**Aim**
Select from the data all lines with the word "JSON".

Extracts from a graphics dataset:
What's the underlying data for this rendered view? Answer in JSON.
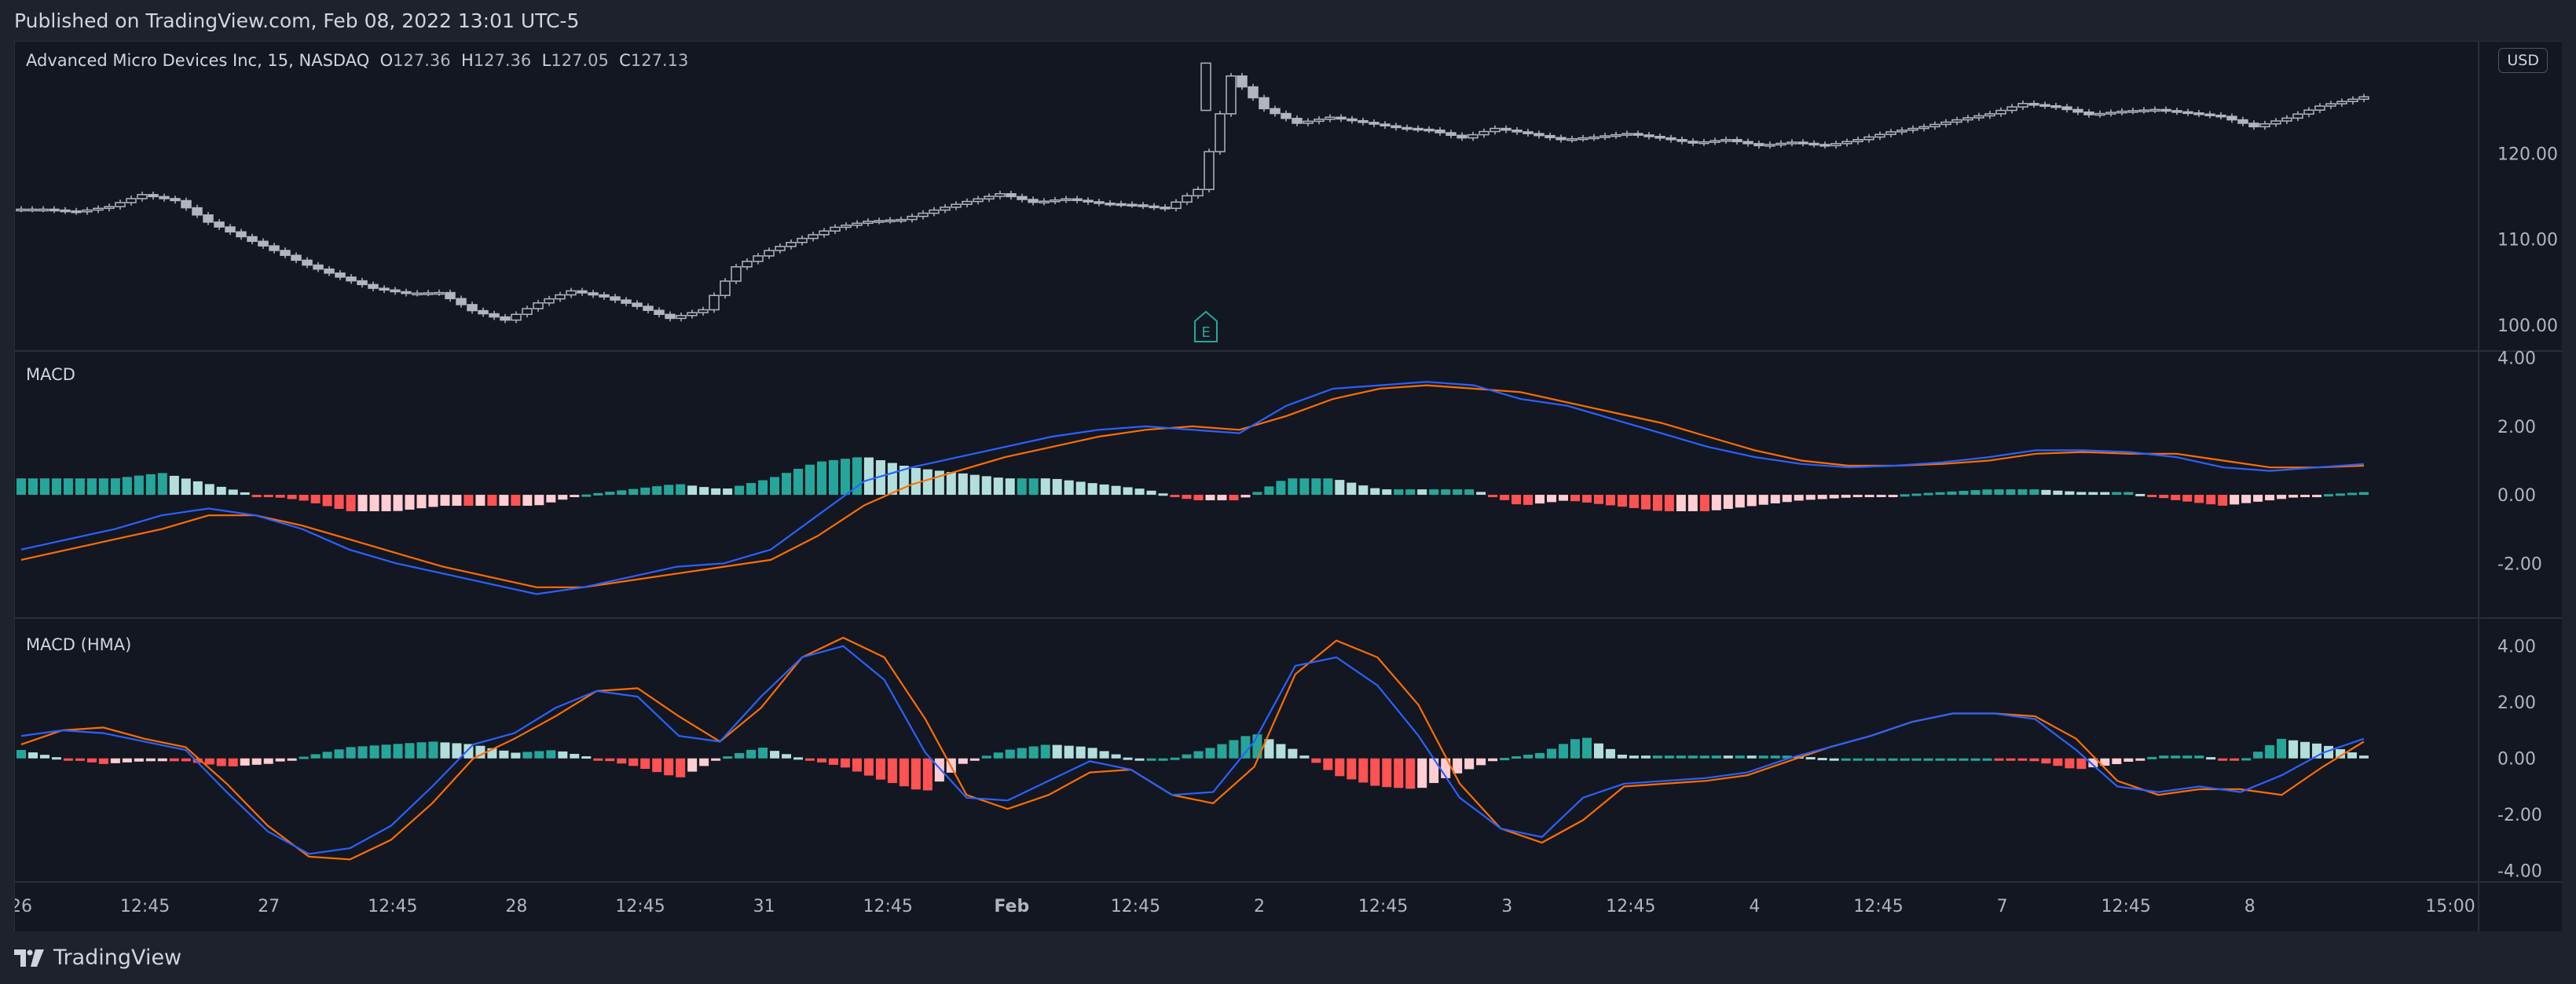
{
  "header": {
    "published": "Published on TradingView.com, Feb 08, 2022 13:01 UTC-5"
  },
  "footer": {
    "brand": "TradingView"
  },
  "symbol": {
    "name": "Advanced Micro Devices Inc, 15, NASDAQ",
    "open_label": "O",
    "open": "127.36",
    "high_label": "H",
    "high": "127.36",
    "low_label": "L",
    "low": "127.05",
    "close_label": "C",
    "close": "127.13"
  },
  "currency": "USD",
  "earnings_marker": "E",
  "panes": {
    "price_label": "",
    "macd_label": "MACD",
    "macd_hma_label": "MACD (HMA)"
  },
  "colors": {
    "background": "#131722",
    "grid": "#2a2e39",
    "candle": "#b2b5be",
    "macd_line": "#2962ff",
    "signal_line": "#ff6d00",
    "hist_pos_strong": "#26a69a",
    "hist_pos_weak": "#b2dfdb",
    "hist_neg_strong": "#ff5252",
    "hist_neg_weak": "#ffcdd2",
    "earnings": "#26a69a"
  },
  "chart_data": [
    {
      "type": "candlestick",
      "title": "Advanced Micro Devices Inc, 15, NASDAQ",
      "y_ticks": [
        "100.00",
        "110.00",
        "120.00"
      ],
      "ylim": [
        97,
        133
      ],
      "x": [
        "26",
        "27",
        "28",
        "31",
        "Feb",
        "2",
        "3",
        "4",
        "7",
        "8"
      ],
      "close_path": [
        113.5,
        113.2,
        113.8,
        115.2,
        114.5,
        112,
        110.3,
        108.7,
        107.0,
        105.6,
        104.3,
        103.7,
        103.8,
        101.7,
        100.6,
        102.6,
        104.0,
        103.3,
        102.2,
        100.8,
        101.8,
        106.8,
        108.7,
        110.1,
        111.4,
        112.1,
        112.3,
        113.4,
        114.4,
        115.3,
        114.3,
        114.7,
        114.2,
        114.0,
        113.6,
        115.8,
        129.0,
        125.2,
        123.5,
        124.2,
        123.6,
        123.0,
        122.7,
        121.8,
        122.9,
        122.3,
        121.6,
        121.9,
        122.3,
        121.8,
        121.2,
        121.6,
        120.9,
        121.3,
        120.9,
        121.6,
        122.5,
        123.1,
        123.9,
        124.6,
        125.8,
        125.4,
        124.5,
        124.9,
        125.1,
        124.7,
        124.3,
        123.1,
        124.1,
        125.5,
        126.3,
        127.13
      ]
    },
    {
      "type": "line",
      "title": "MACD",
      "y_ticks": [
        "4.00",
        "2.00",
        "0.00",
        "-2.00"
      ],
      "ylim": [
        -3.6,
        4.2
      ],
      "series": [
        {
          "role": "macd",
          "values": [
            -1.6,
            -1.3,
            -1.0,
            -0.6,
            -0.4,
            -0.6,
            -1.0,
            -1.6,
            -2.0,
            -2.3,
            -2.6,
            -2.9,
            -2.7,
            -2.4,
            -2.1,
            -2.0,
            -1.6,
            -0.6,
            0.4,
            0.8,
            1.1,
            1.4,
            1.7,
            1.9,
            2.0,
            1.9,
            1.8,
            2.6,
            3.1,
            3.2,
            3.3,
            3.2,
            2.8,
            2.6,
            2.2,
            1.8,
            1.4,
            1.1,
            0.9,
            0.8,
            0.85,
            0.95,
            1.1,
            1.3,
            1.3,
            1.25,
            1.1,
            0.8,
            0.7,
            0.8,
            0.9
          ]
        },
        {
          "role": "signal",
          "values": [
            -1.9,
            -1.6,
            -1.3,
            -1.0,
            -0.6,
            -0.6,
            -0.9,
            -1.3,
            -1.7,
            -2.1,
            -2.4,
            -2.7,
            -2.7,
            -2.5,
            -2.3,
            -2.1,
            -1.9,
            -1.2,
            -0.3,
            0.3,
            0.7,
            1.1,
            1.4,
            1.7,
            1.9,
            2.0,
            1.9,
            2.3,
            2.8,
            3.1,
            3.2,
            3.1,
            3.0,
            2.7,
            2.4,
            2.1,
            1.7,
            1.3,
            1.0,
            0.85,
            0.85,
            0.9,
            1.0,
            1.2,
            1.25,
            1.2,
            1.2,
            1.0,
            0.8,
            0.8,
            0.85
          ]
        }
      ]
    },
    {
      "type": "line",
      "title": "MACD (HMA)",
      "y_ticks": [
        "4.00",
        "2.00",
        "0.00",
        "-2.00",
        "-4.00"
      ],
      "ylim": [
        -4.4,
        5.0
      ],
      "series": [
        {
          "role": "macd",
          "values": [
            0.8,
            1.0,
            0.9,
            0.6,
            0.3,
            -1.2,
            -2.6,
            -3.4,
            -3.2,
            -2.4,
            -1.0,
            0.5,
            0.9,
            1.8,
            2.4,
            2.2,
            0.8,
            0.6,
            2.2,
            3.6,
            4.0,
            2.8,
            0.2,
            -1.4,
            -1.5,
            -0.8,
            -0.1,
            -0.4,
            -1.3,
            -1.2,
            0.6,
            3.3,
            3.6,
            2.6,
            0.8,
            -1.4,
            -2.5,
            -2.8,
            -1.4,
            -0.9,
            -0.8,
            -0.7,
            -0.5,
            0.0,
            0.4,
            0.8,
            1.3,
            1.6,
            1.6,
            1.4,
            0.3,
            -1.0,
            -1.2,
            -1.0,
            -1.2,
            -0.6,
            0.2,
            0.7
          ]
        },
        {
          "role": "signal",
          "values": [
            0.5,
            1.0,
            1.1,
            0.7,
            0.4,
            -0.9,
            -2.4,
            -3.5,
            -3.6,
            -2.9,
            -1.6,
            0.0,
            0.7,
            1.5,
            2.4,
            2.5,
            1.5,
            0.6,
            1.8,
            3.6,
            4.3,
            3.6,
            1.4,
            -1.3,
            -1.8,
            -1.3,
            -0.5,
            -0.4,
            -1.3,
            -1.6,
            -0.3,
            3.0,
            4.2,
            3.6,
            1.9,
            -0.9,
            -2.5,
            -3.0,
            -2.2,
            -1.0,
            -0.9,
            -0.8,
            -0.6,
            -0.1,
            0.4,
            0.8,
            1.3,
            1.6,
            1.6,
            1.5,
            0.7,
            -0.8,
            -1.3,
            -1.1,
            -1.1,
            -1.3,
            -0.3,
            0.6
          ]
        }
      ]
    }
  ],
  "time_axis": {
    "labels": [
      "26",
      "12:45",
      "27",
      "12:45",
      "28",
      "12:45",
      "31",
      "12:45",
      "Feb",
      "12:45",
      "2",
      "12:45",
      "3",
      "12:45",
      "4",
      "12:45",
      "7",
      "12:45",
      "8",
      "15:00"
    ],
    "bold": [
      "Feb"
    ]
  }
}
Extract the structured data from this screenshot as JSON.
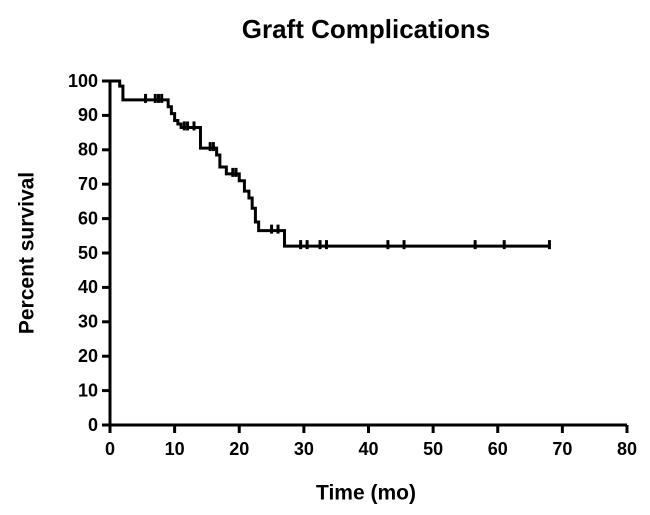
{
  "chart_data": {
    "type": "survival",
    "title": "Graft Complications",
    "xlabel": "Time (mo)",
    "ylabel": "Percent survival",
    "x": [
      0,
      1.5,
      2,
      9,
      9.5,
      10,
      10.5,
      11,
      14,
      16.5,
      17,
      18,
      20,
      20.8,
      21.5,
      22,
      22.5,
      23,
      27,
      68
    ],
    "values": [
      100,
      98.5,
      94.5,
      92.5,
      90.5,
      88.5,
      87.5,
      86.5,
      80.5,
      78.5,
      75,
      73,
      71,
      68,
      66,
      63,
      59,
      56.5,
      52,
      52
    ],
    "censored": {
      "x": [
        5.5,
        7,
        7.5,
        8,
        11.5,
        12,
        13,
        15.5,
        16,
        19,
        19.5,
        25,
        26,
        29.5,
        30.5,
        32.5,
        33.5,
        43,
        45.5,
        56.5,
        61,
        68
      ],
      "values": [
        94.5,
        94.5,
        94.5,
        94.5,
        86.5,
        86.5,
        86.5,
        80.5,
        80.5,
        73,
        73,
        56.5,
        56.5,
        52,
        52,
        52,
        52,
        52,
        52,
        52,
        52,
        52
      ]
    },
    "color": "#000000",
    "xlim": [
      0,
      80
    ],
    "xticks": [
      0,
      10,
      20,
      30,
      40,
      50,
      60,
      70,
      80
    ],
    "ylim": [
      0,
      100
    ],
    "yticks": [
      0,
      10,
      20,
      30,
      40,
      50,
      60,
      70,
      80,
      90,
      100
    ]
  }
}
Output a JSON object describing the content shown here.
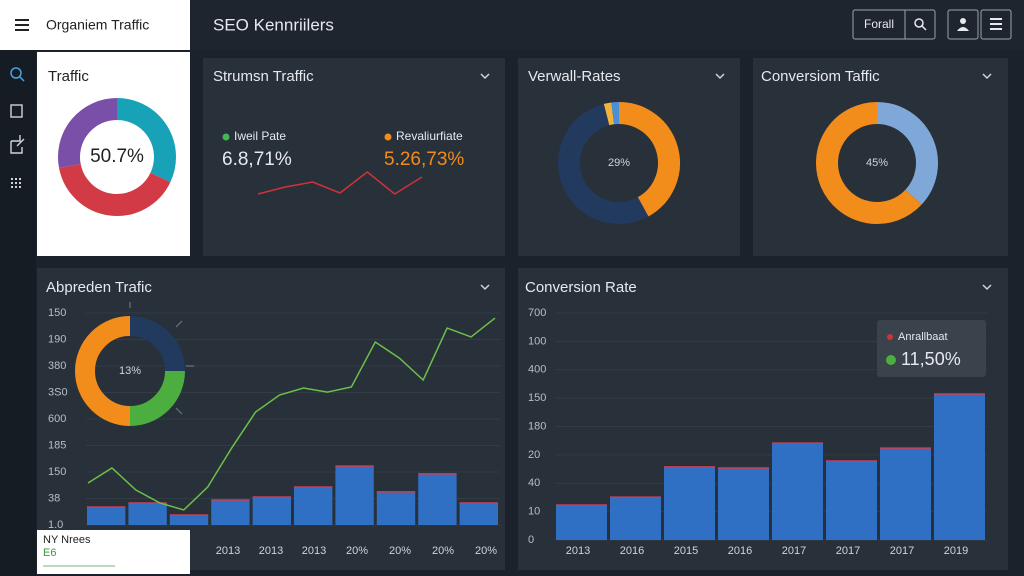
{
  "header": {
    "menu_title": "Organiem Traffic",
    "title": "SEO Kennriilers",
    "filter": "Forall"
  },
  "panels": [
    {
      "type": "pie",
      "title": "Traffic",
      "center_label": "50.7%",
      "values": [
        32,
        40,
        28
      ],
      "colors": [
        "#17a2b8",
        "#d23a45",
        "#7a4fa8"
      ]
    },
    {
      "type": "line",
      "title": "Strumsn Traffic",
      "legend": [
        {
          "name": "Iweil Pate",
          "value": "6.8,71%",
          "color": "#3fb950"
        },
        {
          "name": "Revaliurfiate",
          "value": "5.26,73%",
          "color": "#f28c1a"
        }
      ],
      "values": [
        0.4,
        3.2,
        5.2,
        0.8,
        9.2,
        0.4,
        7.2
      ],
      "color": "#d0323a",
      "ylim": [
        0,
        10
      ]
    },
    {
      "type": "pie",
      "title": "Verwall-Rates",
      "center_label": "29%",
      "values": [
        42,
        54,
        2,
        2
      ],
      "colors": [
        "#f28c1a",
        "#223a5e",
        "#f2b33a",
        "#4a90d9"
      ]
    },
    {
      "type": "pie",
      "title": "Conversiom Taffic",
      "center_label": "45%",
      "values": [
        37,
        63
      ],
      "colors": [
        "#7fa8d8",
        "#f28c1a"
      ]
    },
    {
      "type": "combo",
      "title": "Abpreden Trafic",
      "y_labels": [
        "150",
        "190",
        "380",
        "3S0",
        "600",
        "185",
        "150",
        "38",
        "1.0"
      ],
      "x_labels": [
        "2013",
        "2013",
        "2013",
        "20%",
        "20%",
        "20%",
        "20%"
      ],
      "ylim": [
        0,
        100
      ],
      "bar_color": "#2f6fc4",
      "bar_edge": "#c8405a",
      "line_color": "#6cc04a",
      "bars": [
        8.5,
        10.4,
        4.7,
        11.8,
        13.2,
        17.9,
        27.8,
        15.6,
        24.1,
        10.4
      ],
      "line": [
        19.8,
        26.9,
        16.5,
        10.4,
        7.1,
        17.9,
        36.3,
        53.3,
        61.3,
        64.6,
        62.7,
        65.1,
        86.3,
        78.8,
        68.4,
        92.9,
        88.7,
        97.6
      ],
      "inset": {
        "center_label": "13%",
        "values": [
          25,
          25,
          50
        ],
        "colors": [
          "#223a5e",
          "#4cae3f",
          "#f28c1a"
        ]
      }
    },
    {
      "type": "bar",
      "title": "Conversion Rate",
      "y_labels": [
        "700",
        "100",
        "400",
        "150",
        "180",
        "20",
        "40",
        "10",
        "0"
      ],
      "x_labels": [
        "2013",
        "2016",
        "2015",
        "2016",
        "2017",
        "2017",
        "2017",
        "2019"
      ],
      "ylim": [
        0,
        100
      ],
      "bar_color": "#2f6fc4",
      "bar_edge": "#c8405a",
      "bars": [
        15.4,
        18.9,
        32.2,
        31.7,
        42.7,
        34.8,
        40.5,
        64.3
      ],
      "tooltip": {
        "name": "Anrallbaat",
        "value": "11,50%",
        "name_color": "#d0323a",
        "value_color": "#4cae3f"
      }
    }
  ],
  "note": {
    "title": "NY Nrees",
    "value": "E6"
  }
}
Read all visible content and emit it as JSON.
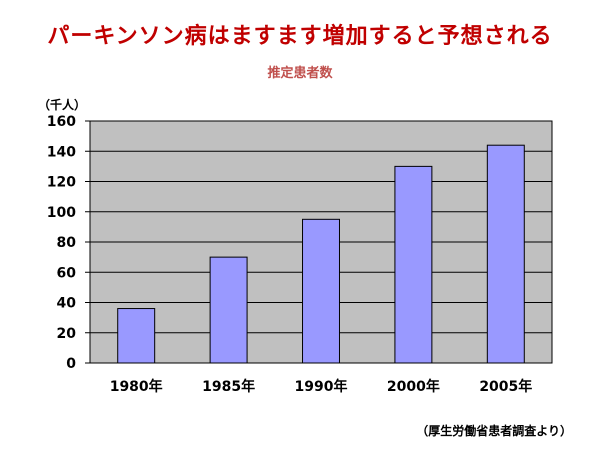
{
  "title": "パーキンソン病はますます増加すると予想される",
  "subtitle": "推定患者数",
  "unit_label": "（千人）",
  "source_note": "（厚生労働省患者調査より）",
  "colors": {
    "title": "#c00000",
    "subtitle": "#c0504d",
    "plot_background": "#c0c0c0",
    "bar_fill": "#9999ff",
    "bar_stroke": "#000000"
  },
  "chart_data": {
    "type": "bar",
    "categories": [
      "1980年",
      "1985年",
      "1990年",
      "2000年",
      "2005年"
    ],
    "values": [
      36,
      70,
      95,
      130,
      144
    ],
    "ylim": [
      0,
      160
    ],
    "yticks": [
      0,
      20,
      40,
      60,
      80,
      100,
      120,
      140,
      160
    ],
    "grid": true,
    "legend": "none"
  }
}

**Task response**
What's the underlying data for this rendered view? Answer in JSON.
Extract the structured data from this screenshot as JSON.
Output a JSON object describing the content shown here.
Read all visible content and emit it as JSON.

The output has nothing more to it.